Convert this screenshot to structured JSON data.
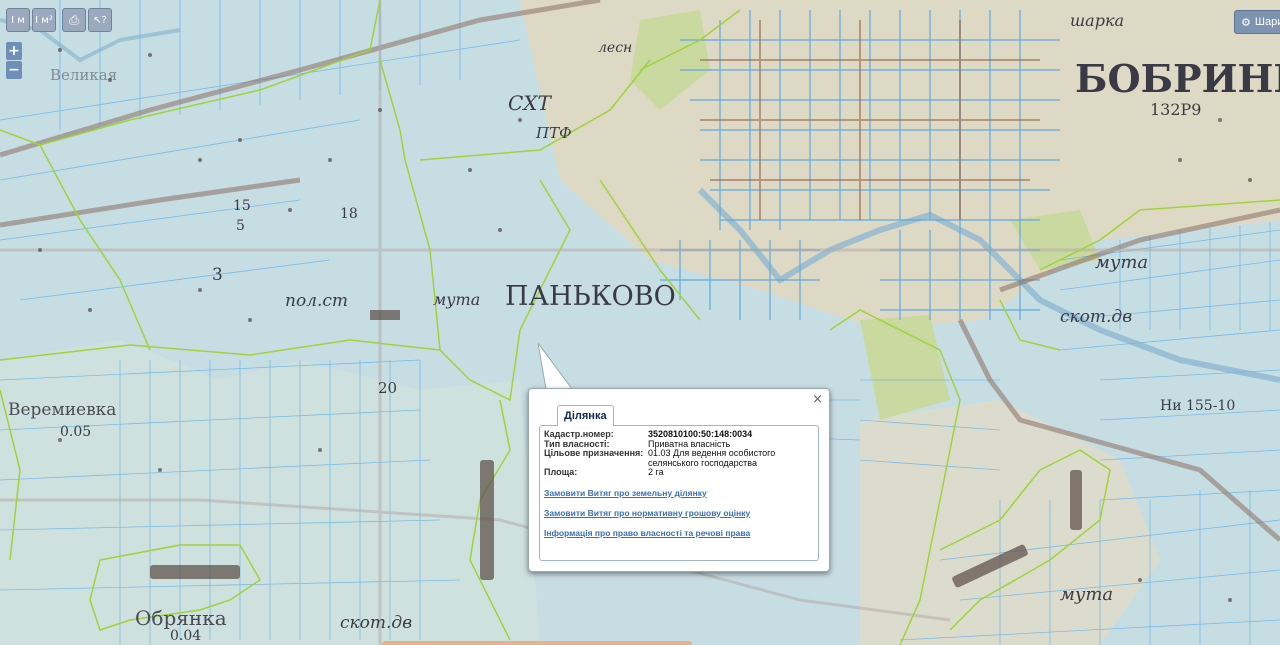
{
  "map": {
    "labels": [
      {
        "id": "bobrynets",
        "text": "БОБРИНЕЦ"
      },
      {
        "id": "pankovo",
        "text": "ПАНЬКОВО"
      },
      {
        "id": "veremievka",
        "text": "Веремиевка"
      },
      {
        "id": "obrianka",
        "text": "Обрянка"
      },
      {
        "id": "sht",
        "text": "СХТ"
      },
      {
        "id": "ptf",
        "text": "ПТФ"
      },
      {
        "id": "lesn",
        "text": "лесн"
      },
      {
        "id": "velikaya",
        "text": "Великая"
      },
      {
        "id": "polst",
        "text": "пол.ст"
      },
      {
        "id": "myta1",
        "text": "мута"
      },
      {
        "id": "myta2",
        "text": "мута"
      },
      {
        "id": "myta3",
        "text": "мута"
      },
      {
        "id": "skot1",
        "text": "скот.дв"
      },
      {
        "id": "skot2",
        "text": "скот.дв"
      },
      {
        "id": "sharka",
        "text": "шарка"
      },
      {
        "id": "n132",
        "text": "132Р9"
      },
      {
        "id": "n005",
        "text": "0.05"
      },
      {
        "id": "n004",
        "text": "0.04"
      },
      {
        "id": "n155",
        "text": "Ни 155-10"
      },
      {
        "id": "n20",
        "text": "20"
      },
      {
        "id": "n3",
        "text": "3"
      },
      {
        "id": "n15a",
        "text": "15"
      },
      {
        "id": "n15b",
        "text": "5"
      },
      {
        "id": "n18",
        "text": "18"
      }
    ],
    "colors": {
      "base": "#c9dfe4",
      "parcel_line": "#6ab4e8",
      "boundary": "#9fd33a",
      "road": "#9a6a4a",
      "forest": "#c9d9a0"
    }
  },
  "toolbar": {
    "buttons": [
      {
        "name": "ruler-tool-button",
        "icon": "ruler-icon",
        "text": "I м"
      },
      {
        "name": "area-tool-button",
        "icon": "area-icon",
        "text": "I м²"
      },
      {
        "name": "print-button",
        "icon": "printer-icon",
        "text": "⎙"
      },
      {
        "name": "identify-button",
        "icon": "cursor-question-icon",
        "text": "↖?"
      }
    ]
  },
  "zoom": {
    "in": "+",
    "out": "−"
  },
  "layers_button": {
    "label": "Шари",
    "icon": "gear-icon"
  },
  "popup": {
    "close": "×",
    "tab": "Ділянка",
    "fields": [
      {
        "k": "Кадастр.номер:",
        "v": "3520810100:50:148:0034",
        "bold": true
      },
      {
        "k": "Тип власності:",
        "v": "Приватна власність",
        "bold": false
      },
      {
        "k": "Цільове призначення:",
        "v": "01.03 Для ведення особистого селянського господарства",
        "bold": false
      },
      {
        "k": "Площа:",
        "v": "2 га",
        "bold": false
      }
    ],
    "links": [
      "Замовити Витяг про земельну ділянку",
      "Замовити Витяг про нормативну грошову оцінку",
      "Інформація про право власності та речові права"
    ]
  }
}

• • •

• Do this
Without including any picture, repeat the data exactly.

• Reply
Convert this screenshot to structured JSON data.
{
  "map": {
    "labels": [
      {
        "id": "bobrynets",
        "text": "БОБРИНЕЦ"
      },
      {
        "id": "pankovo",
        "text": "ПАНЬКОВО"
      },
      {
        "id": "veremievka",
        "text": "Веремиевка"
      },
      {
        "id": "obrianka",
        "text": "Обрянка"
      },
      {
        "id": "sht",
        "text": "СХТ"
      },
      {
        "id": "ptf",
        "text": "ПТФ"
      },
      {
        "id": "lesn",
        "text": "лесн"
      },
      {
        "id": "velikaya",
        "text": "Великая"
      },
      {
        "id": "polst",
        "text": "пол.ст"
      },
      {
        "id": "myta1",
        "text": "мута"
      },
      {
        "id": "myta2",
        "text": "мута"
      },
      {
        "id": "myta3",
        "text": "мута"
      },
      {
        "id": "skot1",
        "text": "скот.дв"
      },
      {
        "id": "skot2",
        "text": "скот.дв"
      },
      {
        "id": "sharka",
        "text": "шарка"
      },
      {
        "id": "n132",
        "text": "132Р9"
      },
      {
        "id": "n005",
        "text": "0.05"
      },
      {
        "id": "n004",
        "text": "0.04"
      },
      {
        "id": "n155",
        "text": "Ни 155-10"
      },
      {
        "id": "n20",
        "text": "20"
      },
      {
        "id": "n3",
        "text": "3"
      },
      {
        "id": "n15a",
        "text": "15"
      },
      {
        "id": "n15b",
        "text": "5"
      },
      {
        "id": "n18",
        "text": "18"
      }
    ],
    "colors": {
      "base": "#c9dfe4",
      "parcel_line": "#6ab4e8",
      "boundary": "#9fd33a",
      "road": "#9a6a4a",
      "forest": "#c9d9a0"
    }
  },
  "toolbar": {
    "buttons": [
      {
        "name": "ruler-tool-button",
        "icon": "ruler-icon",
        "text": "I м"
      },
      {
        "name": "area-tool-button",
        "icon": "area-icon",
        "text": "I м²"
      },
      {
        "name": "print-button",
        "icon": "printer-icon",
        "text": "⎙"
      },
      {
        "name": "identify-button",
        "icon": "cursor-question-icon",
        "text": "↖?"
      }
    ]
  },
  "zoom": {
    "in": "+",
    "out": "−"
  },
  "layers_button": {
    "label": "Шари",
    "icon": "gear-icon"
  },
  "popup": {
    "close": "×",
    "tab": "Ділянка",
    "fields": [
      {
        "k": "Кадастр.номер:",
        "v": "3520810100:50:148:0034",
        "bold": true
      },
      {
        "k": "Тип власності:",
        "v": "Приватна власність",
        "bold": false
      },
      {
        "k": "Цільове призначення:",
        "v": "01.03 Для ведення особистого селянського господарства",
        "bold": false
      },
      {
        "k": "Площа:",
        "v": "2 га",
        "bold": false
      }
    ],
    "links": [
      "Замовити Витяг про земельну ділянку",
      "Замовити Витяг про нормативну грошову оцінку",
      "Інформація про право власності та речові права"
    ]
  }
}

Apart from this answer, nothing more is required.